[Work instructions]: Using the word "unique" as the filter, copy each matching line from the records.

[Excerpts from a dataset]
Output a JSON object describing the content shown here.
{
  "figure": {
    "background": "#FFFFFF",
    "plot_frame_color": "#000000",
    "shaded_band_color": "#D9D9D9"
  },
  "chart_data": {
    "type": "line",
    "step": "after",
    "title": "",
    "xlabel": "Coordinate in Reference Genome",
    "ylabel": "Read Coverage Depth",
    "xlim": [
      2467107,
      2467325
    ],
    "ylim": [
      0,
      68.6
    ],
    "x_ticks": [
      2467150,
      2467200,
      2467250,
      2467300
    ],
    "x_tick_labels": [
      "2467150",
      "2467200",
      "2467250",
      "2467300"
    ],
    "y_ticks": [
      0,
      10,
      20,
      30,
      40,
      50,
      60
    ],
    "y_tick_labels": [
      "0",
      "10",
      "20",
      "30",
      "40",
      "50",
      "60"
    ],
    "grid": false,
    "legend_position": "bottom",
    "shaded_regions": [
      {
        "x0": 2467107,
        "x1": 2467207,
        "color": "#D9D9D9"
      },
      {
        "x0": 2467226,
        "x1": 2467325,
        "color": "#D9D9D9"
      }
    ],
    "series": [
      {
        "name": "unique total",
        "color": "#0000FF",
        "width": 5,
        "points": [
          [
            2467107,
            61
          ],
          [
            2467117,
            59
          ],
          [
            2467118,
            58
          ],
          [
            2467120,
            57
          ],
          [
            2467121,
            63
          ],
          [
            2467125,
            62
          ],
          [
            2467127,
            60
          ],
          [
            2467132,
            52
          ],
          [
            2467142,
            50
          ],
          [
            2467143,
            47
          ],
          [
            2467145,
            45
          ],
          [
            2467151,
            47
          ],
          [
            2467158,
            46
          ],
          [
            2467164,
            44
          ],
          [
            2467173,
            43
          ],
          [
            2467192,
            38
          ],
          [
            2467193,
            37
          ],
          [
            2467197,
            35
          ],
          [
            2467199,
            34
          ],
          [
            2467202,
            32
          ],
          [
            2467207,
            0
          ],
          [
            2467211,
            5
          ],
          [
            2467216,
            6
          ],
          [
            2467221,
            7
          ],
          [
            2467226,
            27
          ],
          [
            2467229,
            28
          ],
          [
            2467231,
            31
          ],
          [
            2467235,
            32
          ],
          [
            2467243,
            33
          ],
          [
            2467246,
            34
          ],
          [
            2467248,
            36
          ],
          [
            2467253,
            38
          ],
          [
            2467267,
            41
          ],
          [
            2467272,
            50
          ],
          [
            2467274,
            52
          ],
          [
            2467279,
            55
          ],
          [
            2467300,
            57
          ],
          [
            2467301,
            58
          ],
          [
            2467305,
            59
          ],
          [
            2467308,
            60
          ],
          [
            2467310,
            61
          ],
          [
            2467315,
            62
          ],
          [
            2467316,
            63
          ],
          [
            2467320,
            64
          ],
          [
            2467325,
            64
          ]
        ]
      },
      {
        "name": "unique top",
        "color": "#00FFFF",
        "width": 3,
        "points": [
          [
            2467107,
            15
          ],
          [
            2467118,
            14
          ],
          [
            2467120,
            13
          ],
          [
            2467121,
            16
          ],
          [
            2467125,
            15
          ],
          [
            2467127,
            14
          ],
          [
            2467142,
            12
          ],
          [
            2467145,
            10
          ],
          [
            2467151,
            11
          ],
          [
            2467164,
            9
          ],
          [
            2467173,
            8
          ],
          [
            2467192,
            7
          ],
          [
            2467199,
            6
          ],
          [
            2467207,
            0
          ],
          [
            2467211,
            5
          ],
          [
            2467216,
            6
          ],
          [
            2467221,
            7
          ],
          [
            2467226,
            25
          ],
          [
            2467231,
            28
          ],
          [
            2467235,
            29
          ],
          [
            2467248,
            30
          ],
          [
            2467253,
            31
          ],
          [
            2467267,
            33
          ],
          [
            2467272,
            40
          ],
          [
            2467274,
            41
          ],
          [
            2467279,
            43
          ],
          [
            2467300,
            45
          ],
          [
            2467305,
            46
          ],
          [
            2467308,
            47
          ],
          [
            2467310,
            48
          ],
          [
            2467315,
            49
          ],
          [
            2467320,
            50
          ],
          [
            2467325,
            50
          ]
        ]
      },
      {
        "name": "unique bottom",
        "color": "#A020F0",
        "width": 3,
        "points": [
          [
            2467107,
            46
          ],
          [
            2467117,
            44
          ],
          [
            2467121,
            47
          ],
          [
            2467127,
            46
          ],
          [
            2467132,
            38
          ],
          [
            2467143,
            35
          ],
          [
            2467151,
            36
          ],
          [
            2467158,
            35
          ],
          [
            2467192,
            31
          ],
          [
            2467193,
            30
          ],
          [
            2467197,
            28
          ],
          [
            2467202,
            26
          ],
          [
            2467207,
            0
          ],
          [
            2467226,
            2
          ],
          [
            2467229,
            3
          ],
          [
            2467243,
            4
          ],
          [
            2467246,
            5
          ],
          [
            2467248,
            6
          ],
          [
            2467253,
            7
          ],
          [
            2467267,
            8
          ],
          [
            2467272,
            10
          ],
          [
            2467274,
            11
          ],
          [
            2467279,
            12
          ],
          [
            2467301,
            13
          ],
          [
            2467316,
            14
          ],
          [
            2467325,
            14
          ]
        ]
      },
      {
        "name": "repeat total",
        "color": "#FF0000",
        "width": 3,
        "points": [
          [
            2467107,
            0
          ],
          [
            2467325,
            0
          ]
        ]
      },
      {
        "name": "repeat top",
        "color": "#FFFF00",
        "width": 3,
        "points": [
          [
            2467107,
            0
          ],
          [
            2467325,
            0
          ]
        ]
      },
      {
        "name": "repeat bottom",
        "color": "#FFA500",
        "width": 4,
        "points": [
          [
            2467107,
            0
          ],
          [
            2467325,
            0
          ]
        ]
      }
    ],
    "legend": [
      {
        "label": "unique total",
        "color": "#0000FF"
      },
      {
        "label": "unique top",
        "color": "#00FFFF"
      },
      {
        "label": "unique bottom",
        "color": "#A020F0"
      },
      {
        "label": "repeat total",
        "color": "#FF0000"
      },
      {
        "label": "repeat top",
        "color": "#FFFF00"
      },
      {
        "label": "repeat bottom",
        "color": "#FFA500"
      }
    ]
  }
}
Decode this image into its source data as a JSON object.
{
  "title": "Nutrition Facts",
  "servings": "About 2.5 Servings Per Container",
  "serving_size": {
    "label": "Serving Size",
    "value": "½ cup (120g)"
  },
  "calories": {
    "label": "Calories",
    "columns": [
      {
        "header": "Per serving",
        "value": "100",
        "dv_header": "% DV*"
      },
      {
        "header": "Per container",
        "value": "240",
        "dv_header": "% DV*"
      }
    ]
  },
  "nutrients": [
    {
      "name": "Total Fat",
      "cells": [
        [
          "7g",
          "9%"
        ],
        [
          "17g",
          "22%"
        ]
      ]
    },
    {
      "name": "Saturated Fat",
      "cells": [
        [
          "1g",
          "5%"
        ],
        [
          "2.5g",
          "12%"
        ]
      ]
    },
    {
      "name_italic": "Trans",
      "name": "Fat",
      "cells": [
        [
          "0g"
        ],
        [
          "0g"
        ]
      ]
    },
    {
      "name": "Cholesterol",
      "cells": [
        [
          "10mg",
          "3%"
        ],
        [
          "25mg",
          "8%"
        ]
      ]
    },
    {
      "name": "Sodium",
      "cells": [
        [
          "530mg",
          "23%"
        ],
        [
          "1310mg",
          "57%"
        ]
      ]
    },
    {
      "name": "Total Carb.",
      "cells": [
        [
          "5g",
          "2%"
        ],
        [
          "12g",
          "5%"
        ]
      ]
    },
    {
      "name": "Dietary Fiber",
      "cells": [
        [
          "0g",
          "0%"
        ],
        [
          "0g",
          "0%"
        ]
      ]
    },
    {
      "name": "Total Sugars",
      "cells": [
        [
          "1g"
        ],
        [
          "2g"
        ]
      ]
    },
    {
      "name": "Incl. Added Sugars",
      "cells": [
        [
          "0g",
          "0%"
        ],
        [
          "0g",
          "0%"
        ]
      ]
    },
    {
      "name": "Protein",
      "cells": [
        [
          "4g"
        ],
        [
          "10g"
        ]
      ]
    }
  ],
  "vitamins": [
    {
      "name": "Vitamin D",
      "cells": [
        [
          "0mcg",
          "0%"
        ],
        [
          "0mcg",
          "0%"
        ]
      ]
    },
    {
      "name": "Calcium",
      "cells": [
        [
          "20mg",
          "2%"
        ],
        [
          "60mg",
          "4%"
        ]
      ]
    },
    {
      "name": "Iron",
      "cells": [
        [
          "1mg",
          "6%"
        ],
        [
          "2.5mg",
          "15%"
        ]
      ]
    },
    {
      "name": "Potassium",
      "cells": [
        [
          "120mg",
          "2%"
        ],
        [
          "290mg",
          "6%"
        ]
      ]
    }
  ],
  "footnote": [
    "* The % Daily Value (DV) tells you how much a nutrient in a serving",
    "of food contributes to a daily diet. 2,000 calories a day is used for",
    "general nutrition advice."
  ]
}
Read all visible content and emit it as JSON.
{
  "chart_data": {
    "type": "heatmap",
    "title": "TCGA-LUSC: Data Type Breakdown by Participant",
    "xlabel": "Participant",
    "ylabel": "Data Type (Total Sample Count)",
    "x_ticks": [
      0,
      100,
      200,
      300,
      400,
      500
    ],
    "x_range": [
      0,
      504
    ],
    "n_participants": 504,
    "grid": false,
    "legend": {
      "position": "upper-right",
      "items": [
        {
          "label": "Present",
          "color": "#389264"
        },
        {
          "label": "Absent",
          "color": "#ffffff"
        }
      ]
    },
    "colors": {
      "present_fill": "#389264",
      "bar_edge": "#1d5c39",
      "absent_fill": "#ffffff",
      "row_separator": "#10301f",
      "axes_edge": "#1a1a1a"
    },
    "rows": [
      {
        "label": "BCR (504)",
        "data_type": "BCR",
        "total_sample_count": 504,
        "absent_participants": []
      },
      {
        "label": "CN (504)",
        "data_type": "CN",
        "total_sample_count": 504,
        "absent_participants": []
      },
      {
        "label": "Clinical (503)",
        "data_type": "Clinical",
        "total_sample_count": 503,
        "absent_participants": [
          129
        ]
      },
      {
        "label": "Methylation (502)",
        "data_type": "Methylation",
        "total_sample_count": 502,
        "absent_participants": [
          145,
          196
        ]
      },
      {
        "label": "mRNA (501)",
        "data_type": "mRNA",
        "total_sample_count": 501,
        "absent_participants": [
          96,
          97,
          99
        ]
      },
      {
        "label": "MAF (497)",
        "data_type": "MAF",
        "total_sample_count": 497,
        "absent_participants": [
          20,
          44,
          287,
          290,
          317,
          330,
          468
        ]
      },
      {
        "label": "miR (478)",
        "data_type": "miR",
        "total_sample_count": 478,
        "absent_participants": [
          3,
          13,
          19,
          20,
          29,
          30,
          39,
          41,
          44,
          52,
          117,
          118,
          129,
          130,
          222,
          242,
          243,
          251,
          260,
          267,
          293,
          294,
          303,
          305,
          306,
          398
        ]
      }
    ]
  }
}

[Result of the task]:
        "name": "unique total",
        "name": "unique top",
        "name": "unique bottom",
        "label": "unique total",
        "label": "unique top",
        "label": "unique bottom",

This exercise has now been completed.